_Task inputs_
· · · ·
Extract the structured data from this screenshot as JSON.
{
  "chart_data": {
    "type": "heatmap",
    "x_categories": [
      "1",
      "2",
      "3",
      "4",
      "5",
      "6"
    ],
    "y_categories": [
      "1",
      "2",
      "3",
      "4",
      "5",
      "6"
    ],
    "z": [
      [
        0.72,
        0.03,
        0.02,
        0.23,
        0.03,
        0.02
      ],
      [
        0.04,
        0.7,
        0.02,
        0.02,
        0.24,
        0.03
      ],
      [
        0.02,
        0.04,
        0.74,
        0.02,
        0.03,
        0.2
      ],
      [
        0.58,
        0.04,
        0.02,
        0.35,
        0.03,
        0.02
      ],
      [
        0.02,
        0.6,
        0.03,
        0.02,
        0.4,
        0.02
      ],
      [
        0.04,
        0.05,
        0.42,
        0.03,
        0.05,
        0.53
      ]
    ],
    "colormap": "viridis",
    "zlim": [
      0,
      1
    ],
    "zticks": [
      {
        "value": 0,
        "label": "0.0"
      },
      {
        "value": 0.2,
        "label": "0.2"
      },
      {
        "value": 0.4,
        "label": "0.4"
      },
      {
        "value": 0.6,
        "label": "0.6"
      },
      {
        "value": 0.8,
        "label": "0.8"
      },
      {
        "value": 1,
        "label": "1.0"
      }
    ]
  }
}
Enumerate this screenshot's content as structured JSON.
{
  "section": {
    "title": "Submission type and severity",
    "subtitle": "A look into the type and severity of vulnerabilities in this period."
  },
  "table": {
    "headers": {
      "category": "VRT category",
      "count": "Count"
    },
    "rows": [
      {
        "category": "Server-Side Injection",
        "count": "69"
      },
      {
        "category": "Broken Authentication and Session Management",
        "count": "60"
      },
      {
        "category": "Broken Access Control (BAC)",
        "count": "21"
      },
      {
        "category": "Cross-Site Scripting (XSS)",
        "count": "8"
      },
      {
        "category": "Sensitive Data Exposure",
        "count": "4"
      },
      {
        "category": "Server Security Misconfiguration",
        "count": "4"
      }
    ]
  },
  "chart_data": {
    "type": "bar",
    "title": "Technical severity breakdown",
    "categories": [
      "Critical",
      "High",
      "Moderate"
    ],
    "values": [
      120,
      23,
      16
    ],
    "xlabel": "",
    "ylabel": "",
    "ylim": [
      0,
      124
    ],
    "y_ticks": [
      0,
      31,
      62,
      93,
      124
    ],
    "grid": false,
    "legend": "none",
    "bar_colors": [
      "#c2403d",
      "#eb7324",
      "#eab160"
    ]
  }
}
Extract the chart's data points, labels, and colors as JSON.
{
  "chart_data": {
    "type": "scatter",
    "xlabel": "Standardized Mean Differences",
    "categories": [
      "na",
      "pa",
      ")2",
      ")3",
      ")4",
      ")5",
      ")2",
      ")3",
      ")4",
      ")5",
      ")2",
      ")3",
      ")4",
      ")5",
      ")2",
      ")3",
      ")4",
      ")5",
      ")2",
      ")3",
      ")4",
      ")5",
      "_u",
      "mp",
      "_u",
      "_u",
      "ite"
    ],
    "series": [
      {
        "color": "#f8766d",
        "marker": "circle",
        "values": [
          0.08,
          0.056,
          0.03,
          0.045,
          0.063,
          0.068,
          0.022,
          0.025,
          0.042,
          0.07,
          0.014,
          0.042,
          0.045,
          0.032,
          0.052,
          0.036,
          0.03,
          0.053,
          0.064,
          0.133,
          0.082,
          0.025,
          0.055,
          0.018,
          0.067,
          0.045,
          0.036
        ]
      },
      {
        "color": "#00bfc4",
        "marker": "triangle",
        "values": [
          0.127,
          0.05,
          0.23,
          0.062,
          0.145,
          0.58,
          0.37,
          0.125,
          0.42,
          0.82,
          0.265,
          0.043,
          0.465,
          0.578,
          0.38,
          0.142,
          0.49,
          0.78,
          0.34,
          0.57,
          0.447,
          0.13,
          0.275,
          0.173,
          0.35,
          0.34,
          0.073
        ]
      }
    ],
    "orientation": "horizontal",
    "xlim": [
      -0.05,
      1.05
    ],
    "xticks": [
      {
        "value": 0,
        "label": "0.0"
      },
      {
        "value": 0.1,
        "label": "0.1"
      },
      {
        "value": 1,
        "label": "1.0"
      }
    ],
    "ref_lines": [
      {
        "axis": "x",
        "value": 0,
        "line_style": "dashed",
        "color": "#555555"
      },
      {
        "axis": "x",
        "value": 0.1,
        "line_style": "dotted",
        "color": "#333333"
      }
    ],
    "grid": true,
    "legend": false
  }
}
· · · ·
_Directions_
Write out every entry again exactly, please, with nothing missing.

_Output for this task_
Extract the structured data from this screenshot as JSON.
{
  "chart_data": {
    "type": "heatmap",
    "x_categories": [
      "1",
      "2",
      "3",
      "4",
      "5",
      "6"
    ],
    "y_categories": [
      "1",
      "2",
      "3",
      "4",
      "5",
      "6"
    ],
    "z": [
      [
        0.72,
        0.03,
        0.02,
        0.23,
        0.03,
        0.02
      ],
      [
        0.04,
        0.7,
        0.02,
        0.02,
        0.24,
        0.03
      ],
      [
        0.02,
        0.04,
        0.74,
        0.02,
        0.03,
        0.2
      ],
      [
        0.58,
        0.04,
        0.02,
        0.35,
        0.03,
        0.02
      ],
      [
        0.02,
        0.6,
        0.03,
        0.02,
        0.4,
        0.02
      ],
      [
        0.04,
        0.05,
        0.42,
        0.03,
        0.05,
        0.53
      ]
    ],
    "colormap": "viridis",
    "zlim": [
      0,
      1
    ],
    "zticks": [
      {
        "value": 0,
        "label": "0.0"
      },
      {
        "value": 0.2,
        "label": "0.2"
      },
      {
        "value": 0.4,
        "label": "0.4"
      },
      {
        "value": 0.6,
        "label": "0.6"
      },
      {
        "value": 0.8,
        "label": "0.8"
      },
      {
        "value": 1,
        "label": "1.0"
      }
    ]
  }
}
Enumerate this screenshot's content as structured JSON.
{
  "section": {
    "title": "Submission type and severity",
    "subtitle": "A look into the type and severity of vulnerabilities in this period."
  },
  "table": {
    "headers": {
      "category": "VRT category",
      "count": "Count"
    },
    "rows": [
      {
        "category": "Server-Side Injection",
        "count": "69"
      },
      {
        "category": "Broken Authentication and Session Management",
        "count": "60"
      },
      {
        "category": "Broken Access Control (BAC)",
        "count": "21"
      },
      {
        "category": "Cross-Site Scripting (XSS)",
        "count": "8"
      },
      {
        "category": "Sensitive Data Exposure",
        "count": "4"
      },
      {
        "category": "Server Security Misconfiguration",
        "count": "4"
      }
    ]
  },
  "chart_data": {
    "type": "bar",
    "title": "Technical severity breakdown",
    "categories": [
      "Critical",
      "High",
      "Moderate"
    ],
    "values": [
      120,
      23,
      16
    ],
    "xlabel": "",
    "ylabel": "",
    "ylim": [
      0,
      124
    ],
    "y_ticks": [
      0,
      31,
      62,
      93,
      124
    ],
    "grid": false,
    "legend": "none",
    "bar_colors": [
      "#c2403d",
      "#eb7324",
      "#eab160"
    ]
  }
}
Extract the chart's data points, labels, and colors as JSON.
{
  "chart_data": {
    "type": "scatter",
    "xlabel": "Standardized Mean Differences",
    "categories": [
      "na",
      "pa",
      ")2",
      ")3",
      ")4",
      ")5",
      ")2",
      ")3",
      ")4",
      ")5",
      ")2",
      ")3",
      ")4",
      ")5",
      ")2",
      ")3",
      ")4",
      ")5",
      ")2",
      ")3",
      ")4",
      ")5",
      "_u",
      "mp",
      "_u",
      "_u",
      "ite"
    ],
    "series": [
      {
        "color": "#f8766d",
        "marker": "circle",
        "values": [
          0.08,
          0.056,
          0.03,
          0.045,
          0.063,
          0.068,
          0.022,
          0.025,
          0.042,
          0.07,
          0.014,
          0.042,
          0.045,
          0.032,
          0.052,
          0.036,
          0.03,
          0.053,
          0.064,
          0.133,
          0.082,
          0.025,
          0.055,
          0.018,
          0.067,
          0.045,
          0.036
        ]
      },
      {
        "color": "#00bfc4",
        "marker": "triangle",
        "values": [
          0.127,
          0.05,
          0.23,
          0.062,
          0.145,
          0.58,
          0.37,
          0.125,
          0.42,
          0.82,
          0.265,
          0.043,
          0.465,
          0.578,
          0.38,
          0.142,
          0.49,
          0.78,
          0.34,
          0.57,
          0.447,
          0.13,
          0.275,
          0.173,
          0.35,
          0.34,
          0.073
        ]
      }
    ],
    "orientation": "horizontal",
    "xlim": [
      -0.05,
      1.05
    ],
    "xticks": [
      {
        "value": 0,
        "label": "0.0"
      },
      {
        "value": 0.1,
        "label": "0.1"
      },
      {
        "value": 1,
        "label": "1.0"
      }
    ],
    "ref_lines": [
      {
        "axis": "x",
        "value": 0,
        "line_style": "dashed",
        "color": "#555555"
      },
      {
        "axis": "x",
        "value": 0.1,
        "line_style": "dotted",
        "color": "#333333"
      }
    ],
    "grid": true,
    "legend": false
  }
}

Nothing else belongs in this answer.